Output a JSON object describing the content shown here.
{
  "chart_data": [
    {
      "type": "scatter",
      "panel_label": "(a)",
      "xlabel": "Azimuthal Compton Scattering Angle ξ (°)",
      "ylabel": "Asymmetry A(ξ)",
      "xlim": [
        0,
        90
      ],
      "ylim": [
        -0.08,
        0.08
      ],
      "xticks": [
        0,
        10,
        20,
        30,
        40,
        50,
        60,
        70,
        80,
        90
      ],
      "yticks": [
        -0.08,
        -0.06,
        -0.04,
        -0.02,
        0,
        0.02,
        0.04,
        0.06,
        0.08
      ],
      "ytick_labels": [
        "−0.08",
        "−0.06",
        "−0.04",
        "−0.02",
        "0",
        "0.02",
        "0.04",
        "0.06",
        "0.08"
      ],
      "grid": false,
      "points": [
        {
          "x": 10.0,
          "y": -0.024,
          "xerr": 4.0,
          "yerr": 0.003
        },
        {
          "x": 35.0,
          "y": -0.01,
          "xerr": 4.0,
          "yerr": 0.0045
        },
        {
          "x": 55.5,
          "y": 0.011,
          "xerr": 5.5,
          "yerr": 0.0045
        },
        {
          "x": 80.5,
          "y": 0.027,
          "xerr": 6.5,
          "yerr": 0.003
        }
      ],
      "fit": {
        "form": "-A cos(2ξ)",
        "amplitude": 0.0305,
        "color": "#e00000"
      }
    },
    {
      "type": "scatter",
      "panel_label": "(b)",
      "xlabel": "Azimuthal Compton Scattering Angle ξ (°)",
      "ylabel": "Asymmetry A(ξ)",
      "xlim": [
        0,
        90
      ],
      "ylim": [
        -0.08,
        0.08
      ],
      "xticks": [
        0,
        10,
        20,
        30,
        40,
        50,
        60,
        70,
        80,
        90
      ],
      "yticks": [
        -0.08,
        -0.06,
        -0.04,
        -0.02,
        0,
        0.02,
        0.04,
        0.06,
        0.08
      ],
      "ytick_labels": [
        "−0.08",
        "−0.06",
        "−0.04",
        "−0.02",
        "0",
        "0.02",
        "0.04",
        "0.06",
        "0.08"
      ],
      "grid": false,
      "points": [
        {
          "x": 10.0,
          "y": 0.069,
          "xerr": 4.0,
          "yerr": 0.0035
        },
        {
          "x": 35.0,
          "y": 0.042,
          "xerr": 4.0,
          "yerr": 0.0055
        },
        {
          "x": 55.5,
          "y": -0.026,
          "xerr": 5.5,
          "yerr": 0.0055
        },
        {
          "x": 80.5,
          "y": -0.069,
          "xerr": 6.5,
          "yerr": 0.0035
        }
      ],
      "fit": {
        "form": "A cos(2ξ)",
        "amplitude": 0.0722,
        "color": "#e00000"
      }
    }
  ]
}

****

**WORK TO BE COMPLETED:** Please restate the data word for word, every record included.

**THE OUTPUT:**
Output a JSON object describing the content shown here.
{
  "chart_data": [
    {
      "type": "scatter",
      "panel_label": "(a)",
      "xlabel": "Azimuthal Compton Scattering Angle ξ (°)",
      "ylabel": "Asymmetry A(ξ)",
      "xlim": [
        0,
        90
      ],
      "ylim": [
        -0.08,
        0.08
      ],
      "xticks": [
        0,
        10,
        20,
        30,
        40,
        50,
        60,
        70,
        80,
        90
      ],
      "yticks": [
        -0.08,
        -0.06,
        -0.04,
        -0.02,
        0,
        0.02,
        0.04,
        0.06,
        0.08
      ],
      "ytick_labels": [
        "−0.08",
        "−0.06",
        "−0.04",
        "−0.02",
        "0",
        "0.02",
        "0.04",
        "0.06",
        "0.08"
      ],
      "grid": false,
      "points": [
        {
          "x": 10.0,
          "y": -0.024,
          "xerr": 4.0,
          "yerr": 0.003
        },
        {
          "x": 35.0,
          "y": -0.01,
          "xerr": 4.0,
          "yerr": 0.0045
        },
        {
          "x": 55.5,
          "y": 0.011,
          "xerr": 5.5,
          "yerr": 0.0045
        },
        {
          "x": 80.5,
          "y": 0.027,
          "xerr": 6.5,
          "yerr": 0.003
        }
      ],
      "fit": {
        "form": "-A cos(2ξ)",
        "amplitude": 0.0305,
        "color": "#e00000"
      }
    },
    {
      "type": "scatter",
      "panel_label": "(b)",
      "xlabel": "Azimuthal Compton Scattering Angle ξ (°)",
      "ylabel": "Asymmetry A(ξ)",
      "xlim": [
        0,
        90
      ],
      "ylim": [
        -0.08,
        0.08
      ],
      "xticks": [
        0,
        10,
        20,
        30,
        40,
        50,
        60,
        70,
        80,
        90
      ],
      "yticks": [
        -0.08,
        -0.06,
        -0.04,
        -0.02,
        0,
        0.02,
        0.04,
        0.06,
        0.08
      ],
      "ytick_labels": [
        "−0.08",
        "−0.06",
        "−0.04",
        "−0.02",
        "0",
        "0.02",
        "0.04",
        "0.06",
        "0.08"
      ],
      "grid": false,
      "points": [
        {
          "x": 10.0,
          "y": 0.069,
          "xerr": 4.0,
          "yerr": 0.0035
        },
        {
          "x": 35.0,
          "y": 0.042,
          "xerr": 4.0,
          "yerr": 0.0055
        },
        {
          "x": 55.5,
          "y": -0.026,
          "xerr": 5.5,
          "yerr": 0.0055
        },
        {
          "x": 80.5,
          "y": -0.069,
          "xerr": 6.5,
          "yerr": 0.0035
        }
      ],
      "fit": {
        "form": "A cos(2ξ)",
        "amplitude": 0.0722,
        "color": "#e00000"
      }
    }
  ]
}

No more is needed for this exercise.